▶ **Exercise data**
● ● ● ● ● ● ●
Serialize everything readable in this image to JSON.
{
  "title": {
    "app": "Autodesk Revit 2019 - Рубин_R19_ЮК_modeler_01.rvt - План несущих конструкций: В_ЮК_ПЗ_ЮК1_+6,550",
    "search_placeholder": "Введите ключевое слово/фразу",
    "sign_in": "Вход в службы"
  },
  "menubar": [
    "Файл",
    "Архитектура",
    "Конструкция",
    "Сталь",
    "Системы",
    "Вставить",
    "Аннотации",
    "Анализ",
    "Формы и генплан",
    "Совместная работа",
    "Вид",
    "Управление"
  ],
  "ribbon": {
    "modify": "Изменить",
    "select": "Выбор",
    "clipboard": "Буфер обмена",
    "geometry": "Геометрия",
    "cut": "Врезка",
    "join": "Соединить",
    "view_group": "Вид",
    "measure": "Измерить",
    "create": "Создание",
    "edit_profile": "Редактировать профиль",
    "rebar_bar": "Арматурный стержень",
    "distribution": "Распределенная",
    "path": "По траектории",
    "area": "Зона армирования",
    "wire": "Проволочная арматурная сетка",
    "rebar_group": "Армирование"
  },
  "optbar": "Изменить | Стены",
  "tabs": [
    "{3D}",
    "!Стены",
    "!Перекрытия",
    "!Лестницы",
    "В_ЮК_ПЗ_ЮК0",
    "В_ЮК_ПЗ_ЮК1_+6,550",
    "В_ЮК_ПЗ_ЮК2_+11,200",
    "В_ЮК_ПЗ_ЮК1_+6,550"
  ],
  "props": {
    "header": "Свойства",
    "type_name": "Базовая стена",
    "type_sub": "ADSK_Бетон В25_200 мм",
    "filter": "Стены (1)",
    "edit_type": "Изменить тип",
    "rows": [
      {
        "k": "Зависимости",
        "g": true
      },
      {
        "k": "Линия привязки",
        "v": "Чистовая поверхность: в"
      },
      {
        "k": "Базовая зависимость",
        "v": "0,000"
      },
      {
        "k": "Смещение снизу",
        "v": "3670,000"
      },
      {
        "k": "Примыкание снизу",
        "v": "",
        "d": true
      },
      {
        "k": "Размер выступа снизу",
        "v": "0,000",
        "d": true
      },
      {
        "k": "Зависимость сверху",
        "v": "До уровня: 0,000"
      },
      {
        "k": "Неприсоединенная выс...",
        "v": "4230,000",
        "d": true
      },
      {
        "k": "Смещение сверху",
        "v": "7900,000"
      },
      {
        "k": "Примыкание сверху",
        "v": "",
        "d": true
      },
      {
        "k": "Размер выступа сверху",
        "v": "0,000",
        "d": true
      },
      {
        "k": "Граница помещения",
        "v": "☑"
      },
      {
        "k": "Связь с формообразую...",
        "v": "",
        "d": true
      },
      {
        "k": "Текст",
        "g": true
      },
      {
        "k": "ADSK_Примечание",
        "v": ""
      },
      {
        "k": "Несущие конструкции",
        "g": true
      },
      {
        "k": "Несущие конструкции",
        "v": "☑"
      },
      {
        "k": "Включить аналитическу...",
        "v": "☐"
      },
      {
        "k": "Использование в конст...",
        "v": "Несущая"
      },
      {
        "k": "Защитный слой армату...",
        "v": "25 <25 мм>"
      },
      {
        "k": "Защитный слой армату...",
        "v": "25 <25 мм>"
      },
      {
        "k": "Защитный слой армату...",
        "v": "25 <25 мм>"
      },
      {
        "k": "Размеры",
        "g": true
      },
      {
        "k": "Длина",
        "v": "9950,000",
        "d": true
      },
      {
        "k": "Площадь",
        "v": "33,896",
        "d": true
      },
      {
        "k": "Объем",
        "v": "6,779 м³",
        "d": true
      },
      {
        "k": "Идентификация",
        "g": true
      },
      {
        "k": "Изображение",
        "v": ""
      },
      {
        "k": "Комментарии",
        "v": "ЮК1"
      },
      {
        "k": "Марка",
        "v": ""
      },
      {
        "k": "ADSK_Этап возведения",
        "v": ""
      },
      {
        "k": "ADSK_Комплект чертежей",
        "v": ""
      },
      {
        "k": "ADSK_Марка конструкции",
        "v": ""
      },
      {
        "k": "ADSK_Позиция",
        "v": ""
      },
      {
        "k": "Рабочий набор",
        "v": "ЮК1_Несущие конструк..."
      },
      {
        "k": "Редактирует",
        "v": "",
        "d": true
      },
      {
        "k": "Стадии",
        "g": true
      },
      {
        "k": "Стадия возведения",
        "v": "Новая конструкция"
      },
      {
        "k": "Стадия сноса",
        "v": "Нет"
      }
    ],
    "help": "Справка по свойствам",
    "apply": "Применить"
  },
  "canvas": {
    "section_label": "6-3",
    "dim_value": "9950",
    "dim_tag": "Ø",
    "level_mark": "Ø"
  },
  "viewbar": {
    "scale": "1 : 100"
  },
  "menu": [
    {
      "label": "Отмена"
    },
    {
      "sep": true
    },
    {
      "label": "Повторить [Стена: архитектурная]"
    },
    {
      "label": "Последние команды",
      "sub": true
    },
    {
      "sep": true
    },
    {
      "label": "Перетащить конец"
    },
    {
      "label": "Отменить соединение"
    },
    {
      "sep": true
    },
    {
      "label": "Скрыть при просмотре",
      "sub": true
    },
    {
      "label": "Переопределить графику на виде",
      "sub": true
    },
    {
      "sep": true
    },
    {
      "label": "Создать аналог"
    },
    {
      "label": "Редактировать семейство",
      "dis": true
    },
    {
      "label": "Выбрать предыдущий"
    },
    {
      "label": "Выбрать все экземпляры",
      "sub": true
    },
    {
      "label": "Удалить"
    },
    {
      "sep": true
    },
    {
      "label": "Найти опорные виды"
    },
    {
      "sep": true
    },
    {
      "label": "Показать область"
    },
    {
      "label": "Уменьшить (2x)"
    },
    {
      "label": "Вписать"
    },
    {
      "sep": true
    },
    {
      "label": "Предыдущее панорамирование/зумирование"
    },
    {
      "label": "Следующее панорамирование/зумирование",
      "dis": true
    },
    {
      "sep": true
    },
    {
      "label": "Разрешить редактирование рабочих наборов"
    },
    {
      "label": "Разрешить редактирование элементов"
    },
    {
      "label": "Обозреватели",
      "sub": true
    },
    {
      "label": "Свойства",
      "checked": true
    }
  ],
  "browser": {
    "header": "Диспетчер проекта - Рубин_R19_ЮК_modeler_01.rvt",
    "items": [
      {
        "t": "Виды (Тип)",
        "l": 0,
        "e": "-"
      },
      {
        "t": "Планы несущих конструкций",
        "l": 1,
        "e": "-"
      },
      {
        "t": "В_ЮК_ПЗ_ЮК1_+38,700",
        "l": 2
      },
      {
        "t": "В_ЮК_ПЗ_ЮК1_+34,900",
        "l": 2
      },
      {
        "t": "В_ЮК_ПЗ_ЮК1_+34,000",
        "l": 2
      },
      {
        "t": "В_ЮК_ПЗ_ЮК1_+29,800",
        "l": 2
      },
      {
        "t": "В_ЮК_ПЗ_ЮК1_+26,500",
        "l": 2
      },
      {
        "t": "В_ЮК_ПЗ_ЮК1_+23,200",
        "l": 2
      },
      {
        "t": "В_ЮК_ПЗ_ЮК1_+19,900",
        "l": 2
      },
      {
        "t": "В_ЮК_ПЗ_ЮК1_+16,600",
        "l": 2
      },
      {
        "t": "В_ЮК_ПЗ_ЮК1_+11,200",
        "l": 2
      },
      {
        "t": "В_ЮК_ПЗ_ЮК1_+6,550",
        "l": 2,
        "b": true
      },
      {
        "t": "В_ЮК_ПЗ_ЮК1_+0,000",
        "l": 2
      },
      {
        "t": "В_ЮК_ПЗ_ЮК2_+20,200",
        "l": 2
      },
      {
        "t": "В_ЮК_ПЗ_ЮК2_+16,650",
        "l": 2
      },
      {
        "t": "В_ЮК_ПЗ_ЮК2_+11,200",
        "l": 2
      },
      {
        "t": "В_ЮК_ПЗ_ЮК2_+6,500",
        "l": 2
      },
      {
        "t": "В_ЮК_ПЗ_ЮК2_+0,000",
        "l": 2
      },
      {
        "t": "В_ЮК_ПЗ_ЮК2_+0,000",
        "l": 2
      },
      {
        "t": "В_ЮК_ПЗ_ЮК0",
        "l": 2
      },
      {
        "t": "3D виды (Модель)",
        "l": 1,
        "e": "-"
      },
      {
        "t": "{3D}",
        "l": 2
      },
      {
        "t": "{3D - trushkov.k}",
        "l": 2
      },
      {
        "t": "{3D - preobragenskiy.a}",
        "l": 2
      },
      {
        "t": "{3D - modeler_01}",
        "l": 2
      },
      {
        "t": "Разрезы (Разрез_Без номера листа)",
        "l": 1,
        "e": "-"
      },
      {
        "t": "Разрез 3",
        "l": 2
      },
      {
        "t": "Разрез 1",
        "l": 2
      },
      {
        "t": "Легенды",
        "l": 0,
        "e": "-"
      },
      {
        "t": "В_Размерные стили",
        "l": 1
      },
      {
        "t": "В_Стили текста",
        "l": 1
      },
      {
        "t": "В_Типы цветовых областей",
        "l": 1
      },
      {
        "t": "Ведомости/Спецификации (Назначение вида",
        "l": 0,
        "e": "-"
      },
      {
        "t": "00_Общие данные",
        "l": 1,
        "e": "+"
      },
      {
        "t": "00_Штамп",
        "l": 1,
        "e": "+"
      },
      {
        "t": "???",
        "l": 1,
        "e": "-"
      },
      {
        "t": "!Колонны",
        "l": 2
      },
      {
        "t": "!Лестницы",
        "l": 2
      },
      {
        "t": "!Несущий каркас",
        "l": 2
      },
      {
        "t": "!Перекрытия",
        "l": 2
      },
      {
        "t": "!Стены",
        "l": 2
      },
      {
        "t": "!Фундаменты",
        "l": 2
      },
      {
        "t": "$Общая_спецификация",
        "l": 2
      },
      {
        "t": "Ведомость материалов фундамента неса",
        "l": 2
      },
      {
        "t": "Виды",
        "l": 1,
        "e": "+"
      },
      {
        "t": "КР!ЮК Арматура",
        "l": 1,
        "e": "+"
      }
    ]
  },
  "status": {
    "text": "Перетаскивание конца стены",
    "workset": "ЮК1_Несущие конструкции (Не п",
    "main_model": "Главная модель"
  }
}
● ● ● ● ● ● ●
▶ **Stated problem**
In the lines above, find each one with "выступа" and list it.

▶ **Answer in full**
        "k": "Размер выступа снизу",
        "k": "Размер выступа сверху",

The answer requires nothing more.